[Exercise description]
Write out all of the entries that follow, word for word, but skip the pictures.

[Dataset excerpts]

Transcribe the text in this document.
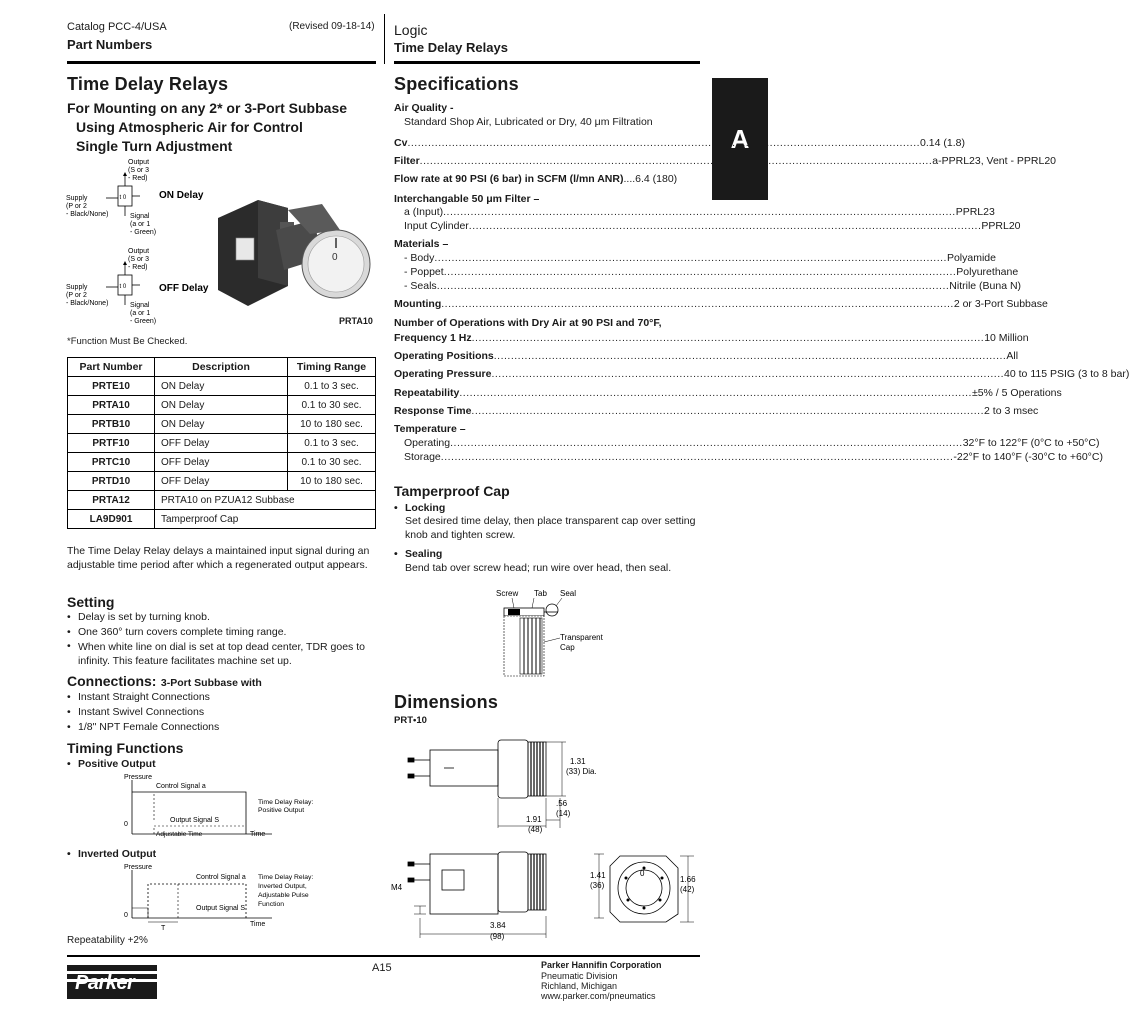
Catalog PCC-4/USA	(Revised 09-18-14)
Part Numbers
Logic
Time Delay Relays
A
Time Delay Relays
For Mounting on any 2* or 3-Port Subbase
Using Atmospheric Air for Control
Single Turn Adjustment
t 0
Output
(S or 3
- Red)
Supply
(P or 2
- Black/None)	Signal
(a or 1
- Green)
ON Delay
t 0
Output
(S or 3
- Red)
Supply
(P or 2
- Black/None)	Signal
(a or 1
- Green)
OFF Delay
0
PRTA10
*Function Must Be Checked.
Part Number	Description	Timing Range
PRTE10	ON Delay	0.1 to 3 sec.
PRTA10	ON Delay	0.1 to 30 sec.
PRTB10	ON Delay	10 to 180 sec.
PRTF10	OFF Delay	0.1 to 3 sec.
PRTC10	OFF Delay	0.1 to 30 sec.
PRTD10	OFF Delay	10 to 180 sec.
PRTA12	PRTA10 on PZUA12 Subbase	
LA9D901	Tamperproof Cap	
The Time Delay Relay delays a maintained input signal during an adjustable time period after which a regenerated output appears.
Setting
• Delay is set by turning knob.
• One 360° turn covers complete timing range.
• When white line on dial is set at top dead center, TDR goes to infinity. This feature facilitates machine set up.
Connections: 3-Port Subbase with
• Instant Straight Connections
• Instant Swivel Connections
• 1/8" NPT Female Connections
Timing Functions
• Positive Output
Pressure
Control Signal a
Output Signal S
Adjustable Time	Time
0
Time Delay Relay:
Positive Output
• Inverted Output
Pressure
Control Signal a
Output Signal S
T
Time
0
Time Delay Relay:
Inverted Output,
Adjustable Pulse
Function
Repeatability +2%
Specifications
Air Quality -
Standard Shop Air, Lubricated or Dry, 40 μm Filtration
Cv .....	0.14 (1.8)
Filter .....	a-PPRL23, Vent - PPRL20
Flow rate at 90 PSI (6 bar) in SCFM (l/mn ANR) ....6.4 (180)
Interchangable 50 μm Filter –
a (Input) .....	PPRL23
Input Cylinder .....	PPRL20
Materials –
- Body .....	Polyamide
- Poppet .....	Polyurethane
- Seals .....	Nitrile (Buna N)
Mounting .....	2 or 3-Port Subbase
Number of Operations with Dry Air at 90 PSI and 70°F,
Frequency 1 Hz .....	10 Million
Operating Positions .....	All
Operating Pressure .....	40 to 115 PSIG (3 to 8 bar)
Repeatability .....	±5% / 5 Operations
Response Time .....	2 to 3 msec
Temperature –
Operating .....	32°F to 122°F (0°C to +50°C)
Storage .....	-22°F to 140°F (-30°C to +60°C)
Tamperproof Cap
• Locking
Set desired time delay, then place transparent cap over setting knob and tighten screw.
• Sealing
Bend tab over screw head; run wire over head, then seal.
Screw Tab Seal
Transparent
Cap
Dimensions
PRT•10
1.31
(33) Dia.
.56
(14)
1.91
(48)
M4
3.84
(98)
1.41
(36)
0
1.66
(42)
Parker
A15	Parker Hannifin Corporation
Pneumatic Division
Richland, Michigan
www.parker.com/pneumatics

[Response to the task]
Transcribe the text in this document.
Catalog PCC-4/USA	(Revised 09-18-14)
Part Numbers
Logic
Time Delay Relays
A
Time Delay Relays
For Mounting on any 2* or 3-Port Subbase
Using Atmospheric Air for Control
Single Turn Adjustment
t 0
Output
(S or 3
- Red)
Supply
(P or 2
- Black/None)	Signal
(a or 1
- Green)
ON Delay
t 0
Output
(S or 3
- Red)
Supply
(P or 2
- Black/None)	Signal
(a or 1
- Green)
OFF Delay
0
PRTA10
*Function Must Be Checked.
Part Number	Description	Timing Range
PRTE10	ON Delay	0.1 to 3 sec.
PRTA10	ON Delay	0.1 to 30 sec.
PRTB10	ON Delay	10 to 180 sec.
PRTF10	OFF Delay	0.1 to 3 sec.
PRTC10	OFF Delay	0.1 to 30 sec.
PRTD10	OFF Delay	10 to 180 sec.
PRTA12	PRTA10 on PZUA12 Subbase	
LA9D901	Tamperproof Cap	
The Time Delay Relay delays a maintained input signal during an adjustable time period after which a regenerated output appears.
Setting
• Delay is set by turning knob.
• One 360° turn covers complete timing range.
• When white line on dial is set at top dead center, TDR goes to infinity. This feature facilitates machine set up.
Connections: 3-Port Subbase with
• Instant Straight Connections
• Instant Swivel Connections
• 1/8" NPT Female Connections
Timing Functions
• Positive Output
Pressure
Control Signal a
Output Signal S
Adjustable Time	Time
0
Time Delay Relay:
Positive Output
• Inverted Output
Pressure
Control Signal a
Output Signal S
T
Time
0
Time Delay Relay:
Inverted Output,
Adjustable Pulse
Function
Repeatability +2%
Specifications
Air Quality -
Standard Shop Air, Lubricated or Dry, 40 μm Filtration
Cv .....	0.14 (1.8)
Filter .....	a-PPRL23, Vent - PPRL20
Flow rate at 90 PSI (6 bar) in SCFM (l/mn ANR) ....6.4 (180)
Interchangable 50 μm Filter –
a (Input) .....	PPRL23
Input Cylinder .....	PPRL20
Materials –
- Body .....	Polyamide
- Poppet .....	Polyurethane
- Seals .....	Nitrile (Buna N)
Mounting .....	2 or 3-Port Subbase
Number of Operations with Dry Air at 90 PSI and 70°F,
Frequency 1 Hz .....	10 Million
Operating Positions .....	All
Operating Pressure .....	40 to 115 PSIG (3 to 8 bar)
Repeatability .....	±5% / 5 Operations
Response Time .....	2 to 3 msec
Temperature –
Operating .....	32°F to 122°F (0°C to +50°C)
Storage .....	-22°F to 140°F (-30°C to +60°C)
Tamperproof Cap
• Locking
Set desired time delay, then place transparent cap over setting knob and tighten screw.
• Sealing
Bend tab over screw head; run wire over head, then seal.
Screw Tab Seal
Transparent
Cap
Dimensions
PRT•10
1.31
(33) Dia.
.56
(14)
1.91
(48)
M4
3.84
(98)
1.41
(36)
0
1.66
(42)
Parker
A15	Parker Hannifin Corporation
Pneumatic Division
Richland, Michigan
www.parker.com/pneumatics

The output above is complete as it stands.